STATED PROBLEM: Find every line in the records that holds the string "manyetik". Copy each one.

RECORDS FOR THIS TASK:
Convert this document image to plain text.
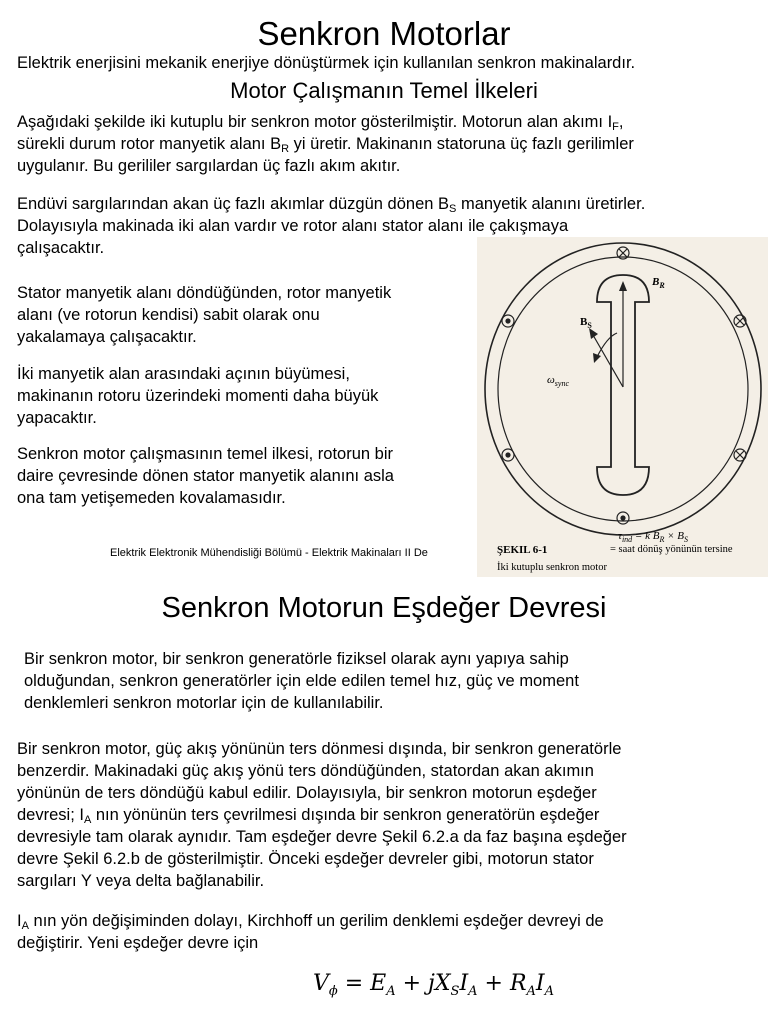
Senkron Motorlar

Elektrik enerjisini mekanik enerjiye dönüştürmek için kullanılan senkron makinalardır.

Motor Çalışmanın Temel İlkeleri

Aşağıdaki şekilde iki kutuplu bir senkron motor gösterilmiştir. Motorun alan akımı $I_F$,

sürekli durum rotor manyetik alanı $B_R$ yi üretir. Makinanın statoruna üç fazlı gerilimler

uygulanır. Bu gerililer sargılardan üç fazlı akım akıtır.

Endüvi sargılarından akan üç fazlı akımlar düzgün dönen $B_S$ manyetik alanını üretirler.

Dolayısıyla makinada iki alan vardır ve rotor alanı stator alanı ile çakışmaya

çalışacaktır.

Stator manyetik alanı döndüğünden, rotor manyetik

alanı (ve rotorun kendisi) sabit olarak onu

yakalamaya çalışacaktır.

İki manyetik alan arasındaki açının büyümesi,

makinanın rotoru üzerindeki momenti daha büyük

yapacaktır.

Senkron motor çalışmasının temel ilkesi, rotorun bir

daire çevresinde dönen stator manyetik alanını asla

ona tam yetişemeden kovalamasıdır.

Elektrik Elektronik Mühendisliği Bölümü - Elektrik Makinaları II De
$B_R$
$B_S$
$\omega_{sync}$
$\tau_{ind} = k$ $B_R \times B_S$
= saat dönüş yönünün tersine
ŞEKIL 6-1
İki kutuplu senkron motor
Senkron Motorun Eşdeğer Devresi

Bir senkron motor, bir senkron generatörle fiziksel olarak aynı yapıya sahip

olduğundan, senkron generatörler için elde edilen temel hız, güç ve moment

denklemleri senkron motorlar için de kullanılabilir.

Bir senkron motor, güç akış yönünün ters dönmesi dışında, bir senkron generatörle

benzerdir. Makinadaki güç akış yönü ters döndüğünden, statordan akan akımın

yönünün de ters döndüğü kabul edilir. Dolayısıyla, bir senkron motorun eşdeğer

devresi; $I_A$ nın yönünün ters çevrilmesi dışında bir senkron generatörün eşdeğer

devresiyle tam olarak aynıdır. Tam eşdeğer devre Şekil 6.2.a da faz başına eşdeğer

devre Şekil 6.2.b de gösterilmiştir. Önceki eşdeğer devreler gibi, motorun stator

sargıları Y veya delta bağlanabilir.

$I_A$ nın yön değişiminden dolayı, Kirchhoff un gerilim denklemi eşdeğer devreyi de

değiştirir. Yeni eşdeğer devre için

$V_\phi = E_A + jX_SI_A + R_AI_A$
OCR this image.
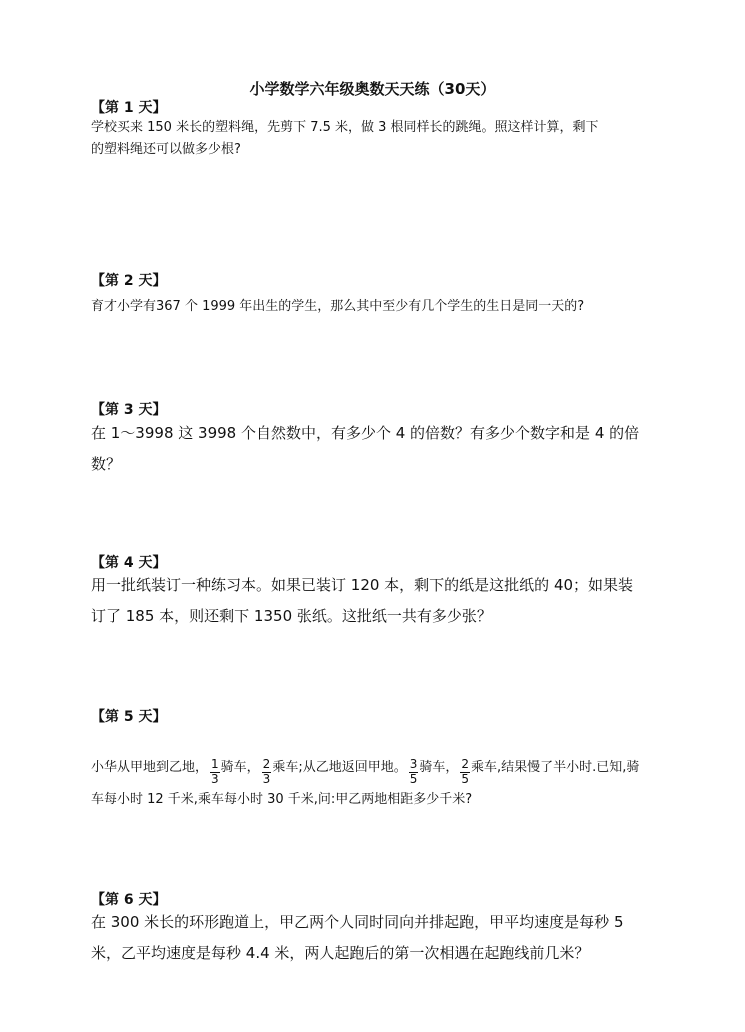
小学数学六年级奥数天天练（30天）
【第 1 天】
学校买来 150 米长的塑料绳，先剪下 7.5 米，做 3 根同样长的跳绳。照这样计算，剩下
的塑料绳还可以做多少根?
【第 2 天】
育才小学有367 个 1999 年出生的学生，那么其中至少有几个学生的生日是同一天的?
【第 3 天】
在 1～3998 这 3998 个自然数中，有多少个 4 的倍数？有多少个数字和是 4 的倍
数？
【第 4 天】
用一批纸装订一种练习本。如果已装订 120 本，剩下的纸是这批纸的 40；如果装
订了 185 本，则还剩下 1350 张纸。这批纸一共有多少张？
【第 5 天】
小华从甲地到乙地， $\frac{1}{3}$ 骑车， $\frac{2}{3}$ 乘车;从乙地返回甲地。 $\frac{3}{5}$ 骑车， $\frac{2}{5}$ 乘车,结果慢了半小时.已知,骑
车每小时 12 千米,乘车每小时 30 千米,问:甲乙两地相距多少千米?
【第 6 天】
在 300 米长的环形跑道上，甲乙两个人同时同向并排起跑，甲平均速度是每秒 5
米，乙平均速度是每秒 4.4 米，两人起跑后的第一次相遇在起跑线前几米？
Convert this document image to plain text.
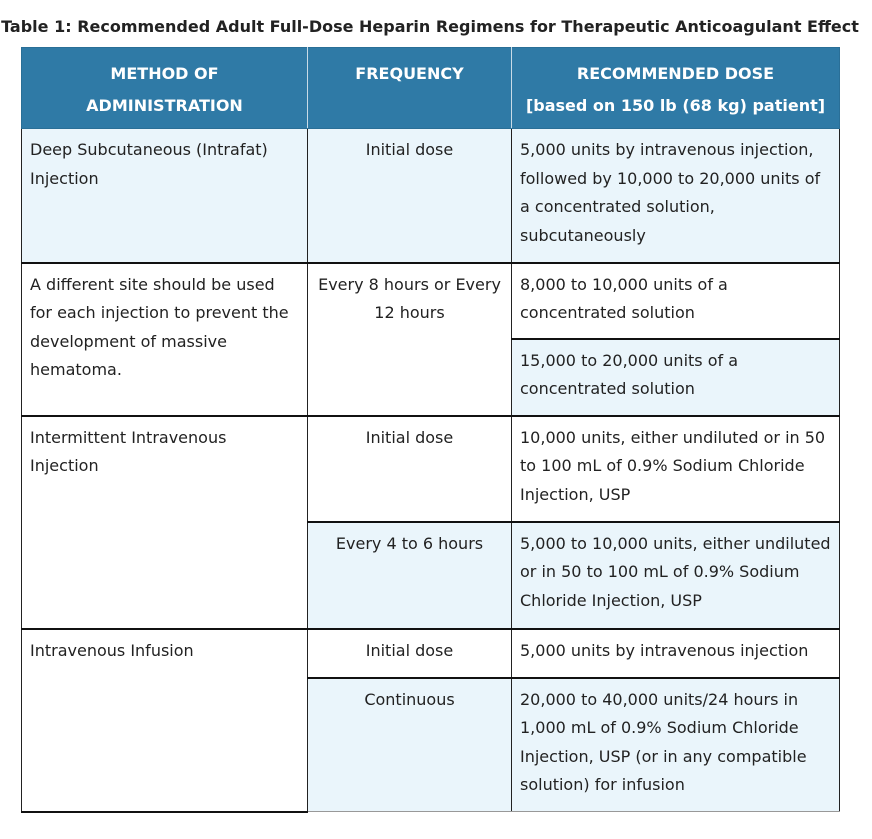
Table 1: Recommended Adult Full-Dose Heparin Regimens for Therapeutic Anticoagulant Effect
METHOD OF ADMINISTRATION	FREQUENCY	RECOMMENDED DOSE
[based on 150 lb (68 kg) patient]

Deep Subcutaneous (Intrafat) Injection	Initial dose	5,000 units by intravenous injection, followed by 10,000 to 20,000 units of a concentrated solution, subcutaneously
A different site should be used for each injection to prevent the development of massive hematoma.	Every 8 hours or Every 12 hours	8,000 to 10,000 units of a concentrated solution
		15,000 to 20,000 units of a concentrated solution
Intermittent Intravenous Injection	Initial dose	10,000 units, either undiluted or in 50 to 100 mL of 0.9% Sodium Chloride Injection, USP
	Every 4 to 6 hours	5,000 to 10,000 units, either undiluted or in 50 to 100 mL of 0.9% Sodium Chloride Injection, USP
Intravenous Infusion	Initial dose	5,000 units by intravenous injection
	Continuous	20,000 to 40,000 units/24 hours in 1,000 mL of 0.9% Sodium Chloride Injection, USP (or in any compatible solution) for infusion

SOLVED EXERCISE:
sürekli durum rotor manyetik alanı $B_R$ yi üretir. Makinanın statoruna üç fazlı gerilimler
Endüvi sargılarından akan üç fazlı akımlar düzgün dönen $B_S$ manyetik alanını üretirler.
Stator manyetik alanı döndüğünden, rotor manyetik
İki manyetik alan arasındaki açının büyümesi,
daire çevresinde dönen stator manyetik alanını asla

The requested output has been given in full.